------ AVAILABLE RECORDS

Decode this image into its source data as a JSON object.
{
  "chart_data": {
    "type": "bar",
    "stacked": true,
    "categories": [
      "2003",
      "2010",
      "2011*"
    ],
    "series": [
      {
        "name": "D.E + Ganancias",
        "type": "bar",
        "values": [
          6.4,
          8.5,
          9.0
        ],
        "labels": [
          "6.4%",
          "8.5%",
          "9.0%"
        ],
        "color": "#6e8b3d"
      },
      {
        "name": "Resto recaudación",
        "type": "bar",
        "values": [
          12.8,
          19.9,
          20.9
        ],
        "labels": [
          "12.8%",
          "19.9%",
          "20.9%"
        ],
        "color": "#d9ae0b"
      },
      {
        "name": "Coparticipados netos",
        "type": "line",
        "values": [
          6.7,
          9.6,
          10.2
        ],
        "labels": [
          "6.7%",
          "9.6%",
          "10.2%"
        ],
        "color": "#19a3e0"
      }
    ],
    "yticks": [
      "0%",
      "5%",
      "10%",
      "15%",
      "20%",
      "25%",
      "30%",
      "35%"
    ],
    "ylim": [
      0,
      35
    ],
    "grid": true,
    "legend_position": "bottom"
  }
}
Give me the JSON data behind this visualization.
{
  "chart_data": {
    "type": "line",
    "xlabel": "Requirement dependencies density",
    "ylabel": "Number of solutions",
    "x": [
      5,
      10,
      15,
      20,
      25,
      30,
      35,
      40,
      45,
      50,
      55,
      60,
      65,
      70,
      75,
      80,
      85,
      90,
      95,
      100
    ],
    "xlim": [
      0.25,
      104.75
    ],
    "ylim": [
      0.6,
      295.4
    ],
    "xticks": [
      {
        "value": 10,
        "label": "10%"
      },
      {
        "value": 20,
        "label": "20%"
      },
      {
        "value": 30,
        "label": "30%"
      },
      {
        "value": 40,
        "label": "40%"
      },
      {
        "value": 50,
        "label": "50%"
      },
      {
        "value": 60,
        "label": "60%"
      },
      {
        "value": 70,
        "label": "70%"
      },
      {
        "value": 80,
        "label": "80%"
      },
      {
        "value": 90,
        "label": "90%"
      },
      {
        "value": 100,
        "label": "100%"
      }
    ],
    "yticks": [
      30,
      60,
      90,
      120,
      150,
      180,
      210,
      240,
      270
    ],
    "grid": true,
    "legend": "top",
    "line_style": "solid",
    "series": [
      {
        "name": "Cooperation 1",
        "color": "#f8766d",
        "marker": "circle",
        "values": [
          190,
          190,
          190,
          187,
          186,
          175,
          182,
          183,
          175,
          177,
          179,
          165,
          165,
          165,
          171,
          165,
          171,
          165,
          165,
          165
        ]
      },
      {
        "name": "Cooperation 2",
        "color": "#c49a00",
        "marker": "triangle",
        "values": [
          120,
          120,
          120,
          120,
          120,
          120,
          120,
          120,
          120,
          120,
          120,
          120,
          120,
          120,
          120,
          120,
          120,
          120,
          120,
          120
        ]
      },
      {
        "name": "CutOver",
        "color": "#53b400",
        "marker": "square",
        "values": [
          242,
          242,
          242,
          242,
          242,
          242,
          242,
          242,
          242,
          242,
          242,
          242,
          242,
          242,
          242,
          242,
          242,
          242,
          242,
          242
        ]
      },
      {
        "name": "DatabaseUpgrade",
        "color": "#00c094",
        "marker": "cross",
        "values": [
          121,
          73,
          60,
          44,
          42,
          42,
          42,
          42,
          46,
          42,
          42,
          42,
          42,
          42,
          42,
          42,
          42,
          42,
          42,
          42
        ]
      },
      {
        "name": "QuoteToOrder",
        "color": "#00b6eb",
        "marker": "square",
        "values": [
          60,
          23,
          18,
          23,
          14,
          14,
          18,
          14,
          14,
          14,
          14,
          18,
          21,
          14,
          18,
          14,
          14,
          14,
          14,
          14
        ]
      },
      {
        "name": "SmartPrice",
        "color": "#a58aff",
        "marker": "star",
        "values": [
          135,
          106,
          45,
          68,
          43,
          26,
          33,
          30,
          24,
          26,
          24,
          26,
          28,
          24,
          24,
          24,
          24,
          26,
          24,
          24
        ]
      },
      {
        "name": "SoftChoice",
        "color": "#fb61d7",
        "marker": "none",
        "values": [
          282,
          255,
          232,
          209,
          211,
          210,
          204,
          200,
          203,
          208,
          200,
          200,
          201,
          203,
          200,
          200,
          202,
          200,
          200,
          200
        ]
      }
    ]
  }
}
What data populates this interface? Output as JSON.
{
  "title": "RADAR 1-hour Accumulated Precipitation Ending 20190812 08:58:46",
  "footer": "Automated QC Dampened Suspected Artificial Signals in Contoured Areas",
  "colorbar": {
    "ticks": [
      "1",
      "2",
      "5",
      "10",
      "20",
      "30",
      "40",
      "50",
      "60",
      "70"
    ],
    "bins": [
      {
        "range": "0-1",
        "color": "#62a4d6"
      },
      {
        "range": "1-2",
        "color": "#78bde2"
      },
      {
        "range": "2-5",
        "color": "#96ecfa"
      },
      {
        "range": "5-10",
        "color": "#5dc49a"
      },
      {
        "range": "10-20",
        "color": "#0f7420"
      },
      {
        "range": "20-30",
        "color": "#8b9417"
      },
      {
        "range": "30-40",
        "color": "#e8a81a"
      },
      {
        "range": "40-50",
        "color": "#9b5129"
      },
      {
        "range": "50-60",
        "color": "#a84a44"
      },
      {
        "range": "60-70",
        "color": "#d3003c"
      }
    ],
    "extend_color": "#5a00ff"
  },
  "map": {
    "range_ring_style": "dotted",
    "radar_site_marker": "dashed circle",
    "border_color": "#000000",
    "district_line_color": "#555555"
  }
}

------------

* [WHAT YOU NEED TO DO]:
Copy every line above in which the string "JSON" shows up.

* [CORRECT ANSWER]:
Decode this image into its source data as a JSON object.
Give me the JSON data behind this visualization.
What data populates this interface? Output as JSON.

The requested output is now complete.